■ **Problem description**: Produce the listing below again, exactly as shown.

## begin Extracted information

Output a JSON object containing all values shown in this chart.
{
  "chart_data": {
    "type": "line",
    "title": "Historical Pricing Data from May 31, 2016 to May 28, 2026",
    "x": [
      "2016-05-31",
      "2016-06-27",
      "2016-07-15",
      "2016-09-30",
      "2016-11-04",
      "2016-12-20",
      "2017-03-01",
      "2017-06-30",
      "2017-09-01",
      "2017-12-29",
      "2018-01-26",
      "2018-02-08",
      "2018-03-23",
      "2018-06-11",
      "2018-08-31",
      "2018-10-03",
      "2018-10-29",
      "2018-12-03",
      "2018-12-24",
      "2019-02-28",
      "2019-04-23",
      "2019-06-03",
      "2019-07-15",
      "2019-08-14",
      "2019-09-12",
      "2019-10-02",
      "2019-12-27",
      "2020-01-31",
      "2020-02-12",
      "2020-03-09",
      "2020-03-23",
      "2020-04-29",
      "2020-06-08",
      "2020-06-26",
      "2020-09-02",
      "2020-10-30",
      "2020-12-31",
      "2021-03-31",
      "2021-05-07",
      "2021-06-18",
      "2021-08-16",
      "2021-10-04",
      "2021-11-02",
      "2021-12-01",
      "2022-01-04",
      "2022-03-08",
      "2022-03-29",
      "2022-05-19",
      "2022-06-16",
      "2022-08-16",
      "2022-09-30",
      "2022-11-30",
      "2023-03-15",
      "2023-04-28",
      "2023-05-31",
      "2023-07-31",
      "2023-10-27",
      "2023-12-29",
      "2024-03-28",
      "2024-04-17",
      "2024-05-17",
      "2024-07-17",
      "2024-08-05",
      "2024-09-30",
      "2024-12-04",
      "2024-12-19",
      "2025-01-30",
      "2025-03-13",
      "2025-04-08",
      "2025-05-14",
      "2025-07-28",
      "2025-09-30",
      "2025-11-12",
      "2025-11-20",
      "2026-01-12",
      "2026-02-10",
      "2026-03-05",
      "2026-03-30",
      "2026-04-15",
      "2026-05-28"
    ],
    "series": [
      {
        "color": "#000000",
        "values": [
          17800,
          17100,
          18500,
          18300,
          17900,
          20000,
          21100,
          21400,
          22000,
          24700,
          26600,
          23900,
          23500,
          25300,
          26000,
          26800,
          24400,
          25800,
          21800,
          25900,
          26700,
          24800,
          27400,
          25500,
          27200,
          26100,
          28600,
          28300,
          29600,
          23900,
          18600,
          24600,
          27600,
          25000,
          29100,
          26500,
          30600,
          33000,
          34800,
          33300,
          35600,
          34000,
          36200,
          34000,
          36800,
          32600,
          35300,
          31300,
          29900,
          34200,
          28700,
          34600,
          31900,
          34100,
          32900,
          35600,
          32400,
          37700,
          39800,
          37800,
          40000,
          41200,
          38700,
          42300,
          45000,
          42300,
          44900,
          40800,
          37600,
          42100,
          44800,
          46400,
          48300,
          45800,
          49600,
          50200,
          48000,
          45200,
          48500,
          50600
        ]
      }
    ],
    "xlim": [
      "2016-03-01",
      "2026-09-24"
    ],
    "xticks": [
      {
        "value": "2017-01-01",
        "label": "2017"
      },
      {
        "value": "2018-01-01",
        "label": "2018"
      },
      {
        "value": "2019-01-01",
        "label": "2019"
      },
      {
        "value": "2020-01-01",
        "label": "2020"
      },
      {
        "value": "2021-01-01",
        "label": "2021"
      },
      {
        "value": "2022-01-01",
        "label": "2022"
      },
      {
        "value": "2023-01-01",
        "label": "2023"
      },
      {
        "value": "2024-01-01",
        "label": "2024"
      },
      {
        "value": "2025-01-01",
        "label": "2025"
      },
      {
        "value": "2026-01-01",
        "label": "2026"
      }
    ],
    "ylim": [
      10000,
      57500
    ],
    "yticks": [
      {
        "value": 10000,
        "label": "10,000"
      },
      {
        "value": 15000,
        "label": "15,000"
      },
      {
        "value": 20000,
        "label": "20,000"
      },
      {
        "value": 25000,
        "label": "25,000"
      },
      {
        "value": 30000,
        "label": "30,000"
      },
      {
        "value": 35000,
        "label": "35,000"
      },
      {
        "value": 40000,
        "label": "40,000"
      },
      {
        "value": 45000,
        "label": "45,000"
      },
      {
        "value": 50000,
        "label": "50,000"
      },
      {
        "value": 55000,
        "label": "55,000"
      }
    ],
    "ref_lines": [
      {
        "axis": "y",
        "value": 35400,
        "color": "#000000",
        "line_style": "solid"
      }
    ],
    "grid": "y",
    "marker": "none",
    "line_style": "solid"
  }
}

## end Extracted information

■ **Written response**:
Output a JSON object containing all values shown in this chart.
{
  "chart_data": {
    "type": "line",
    "title": "Historical Pricing Data from May 31, 2016 to May 28, 2026",
    "x": [
      "2016-05-31",
      "2016-06-27",
      "2016-07-15",
      "2016-09-30",
      "2016-11-04",
      "2016-12-20",
      "2017-03-01",
      "2017-06-30",
      "2017-09-01",
      "2017-12-29",
      "2018-01-26",
      "2018-02-08",
      "2018-03-23",
      "2018-06-11",
      "2018-08-31",
      "2018-10-03",
      "2018-10-29",
      "2018-12-03",
      "2018-12-24",
      "2019-02-28",
      "2019-04-23",
      "2019-06-03",
      "2019-07-15",
      "2019-08-14",
      "2019-09-12",
      "2019-10-02",
      "2019-12-27",
      "2020-01-31",
      "2020-02-12",
      "2020-03-09",
      "2020-03-23",
      "2020-04-29",
      "2020-06-08",
      "2020-06-26",
      "2020-09-02",
      "2020-10-30",
      "2020-12-31",
      "2021-03-31",
      "2021-05-07",
      "2021-06-18",
      "2021-08-16",
      "2021-10-04",
      "2021-11-02",
      "2021-12-01",
      "2022-01-04",
      "2022-03-08",
      "2022-03-29",
      "2022-05-19",
      "2022-06-16",
      "2022-08-16",
      "2022-09-30",
      "2022-11-30",
      "2023-03-15",
      "2023-04-28",
      "2023-05-31",
      "2023-07-31",
      "2023-10-27",
      "2023-12-29",
      "2024-03-28",
      "2024-04-17",
      "2024-05-17",
      "2024-07-17",
      "2024-08-05",
      "2024-09-30",
      "2024-12-04",
      "2024-12-19",
      "2025-01-30",
      "2025-03-13",
      "2025-04-08",
      "2025-05-14",
      "2025-07-28",
      "2025-09-30",
      "2025-11-12",
      "2025-11-20",
      "2026-01-12",
      "2026-02-10",
      "2026-03-05",
      "2026-03-30",
      "2026-04-15",
      "2026-05-28"
    ],
    "series": [
      {
        "color": "#000000",
        "values": [
          17800,
          17100,
          18500,
          18300,
          17900,
          20000,
          21100,
          21400,
          22000,
          24700,
          26600,
          23900,
          23500,
          25300,
          26000,
          26800,
          24400,
          25800,
          21800,
          25900,
          26700,
          24800,
          27400,
          25500,
          27200,
          26100,
          28600,
          28300,
          29600,
          23900,
          18600,
          24600,
          27600,
          25000,
          29100,
          26500,
          30600,
          33000,
          34800,
          33300,
          35600,
          34000,
          36200,
          34000,
          36800,
          32600,
          35300,
          31300,
          29900,
          34200,
          28700,
          34600,
          31900,
          34100,
          32900,
          35600,
          32400,
          37700,
          39800,
          37800,
          40000,
          41200,
          38700,
          42300,
          45000,
          42300,
          44900,
          40800,
          37600,
          42100,
          44800,
          46400,
          48300,
          45800,
          49600,
          50200,
          48000,
          45200,
          48500,
          50600
        ]
      }
    ],
    "xlim": [
      "2016-03-01",
      "2026-09-24"
    ],
    "xticks": [
      {
        "value": "2017-01-01",
        "label": "2017"
      },
      {
        "value": "2018-01-01",
        "label": "2018"
      },
      {
        "value": "2019-01-01",
        "label": "2019"
      },
      {
        "value": "2020-01-01",
        "label": "2020"
      },
      {
        "value": "2021-01-01",
        "label": "2021"
      },
      {
        "value": "2022-01-01",
        "label": "2022"
      },
      {
        "value": "2023-01-01",
        "label": "2023"
      },
      {
        "value": "2024-01-01",
        "label": "2024"
      },
      {
        "value": "2025-01-01",
        "label": "2025"
      },
      {
        "value": "2026-01-01",
        "label": "2026"
      }
    ],
    "ylim": [
      10000,
      57500
    ],
    "yticks": [
      {
        "value": 10000,
        "label": "10,000"
      },
      {
        "value": 15000,
        "label": "15,000"
      },
      {
        "value": 20000,
        "label": "20,000"
      },
      {
        "value": 25000,
        "label": "25,000"
      },
      {
        "value": 30000,
        "label": "30,000"
      },
      {
        "value": 35000,
        "label": "35,000"
      },
      {
        "value": 40000,
        "label": "40,000"
      },
      {
        "value": 45000,
        "label": "45,000"
      },
      {
        "value": 50000,
        "label": "50,000"
      },
      {
        "value": 55000,
        "label": "55,000"
      }
    ],
    "ref_lines": [
      {
        "axis": "y",
        "value": 35400,
        "color": "#000000",
        "line_style": "solid"
      }
    ],
    "grid": "y",
    "marker": "none",
    "line_style": "solid"
  }
}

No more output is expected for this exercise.